"""

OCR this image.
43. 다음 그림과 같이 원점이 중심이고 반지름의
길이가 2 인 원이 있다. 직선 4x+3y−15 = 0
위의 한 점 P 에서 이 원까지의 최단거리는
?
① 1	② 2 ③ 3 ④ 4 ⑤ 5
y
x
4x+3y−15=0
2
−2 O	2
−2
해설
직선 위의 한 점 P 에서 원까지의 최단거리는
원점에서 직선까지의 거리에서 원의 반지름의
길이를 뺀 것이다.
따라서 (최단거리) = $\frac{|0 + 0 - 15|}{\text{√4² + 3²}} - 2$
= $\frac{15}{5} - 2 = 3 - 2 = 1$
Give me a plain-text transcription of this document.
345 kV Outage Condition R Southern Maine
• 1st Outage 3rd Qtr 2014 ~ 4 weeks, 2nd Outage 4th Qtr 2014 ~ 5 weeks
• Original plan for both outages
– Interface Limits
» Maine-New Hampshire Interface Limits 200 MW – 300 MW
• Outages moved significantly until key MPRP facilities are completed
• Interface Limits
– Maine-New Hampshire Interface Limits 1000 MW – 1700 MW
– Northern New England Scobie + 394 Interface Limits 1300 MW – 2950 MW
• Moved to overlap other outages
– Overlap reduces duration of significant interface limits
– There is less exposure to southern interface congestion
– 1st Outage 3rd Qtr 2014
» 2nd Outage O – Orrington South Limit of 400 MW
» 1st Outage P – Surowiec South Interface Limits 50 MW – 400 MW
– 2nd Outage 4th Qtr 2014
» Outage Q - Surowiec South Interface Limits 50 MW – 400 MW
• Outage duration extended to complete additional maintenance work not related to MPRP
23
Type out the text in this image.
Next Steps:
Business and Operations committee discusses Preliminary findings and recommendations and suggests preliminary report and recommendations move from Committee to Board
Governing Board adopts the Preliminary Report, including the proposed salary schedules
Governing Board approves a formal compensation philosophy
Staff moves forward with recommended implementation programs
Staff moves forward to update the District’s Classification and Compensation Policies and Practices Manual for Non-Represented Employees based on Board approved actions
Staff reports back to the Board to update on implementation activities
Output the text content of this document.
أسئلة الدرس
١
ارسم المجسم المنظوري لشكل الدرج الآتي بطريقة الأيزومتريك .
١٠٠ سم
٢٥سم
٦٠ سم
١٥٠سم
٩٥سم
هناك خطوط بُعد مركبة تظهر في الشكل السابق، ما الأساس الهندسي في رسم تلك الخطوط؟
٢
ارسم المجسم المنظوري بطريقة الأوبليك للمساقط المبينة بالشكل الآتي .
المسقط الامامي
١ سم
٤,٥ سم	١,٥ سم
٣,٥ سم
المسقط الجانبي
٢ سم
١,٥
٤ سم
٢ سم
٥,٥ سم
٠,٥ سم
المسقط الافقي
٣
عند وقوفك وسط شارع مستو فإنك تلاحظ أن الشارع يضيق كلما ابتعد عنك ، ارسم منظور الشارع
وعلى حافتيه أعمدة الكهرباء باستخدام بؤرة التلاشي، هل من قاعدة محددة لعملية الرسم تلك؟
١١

"""

WHAT YOU WILL DO: Report how many lines of the records above contain the word "MPRP", giving only the number.

FINISHED ANSWER: 2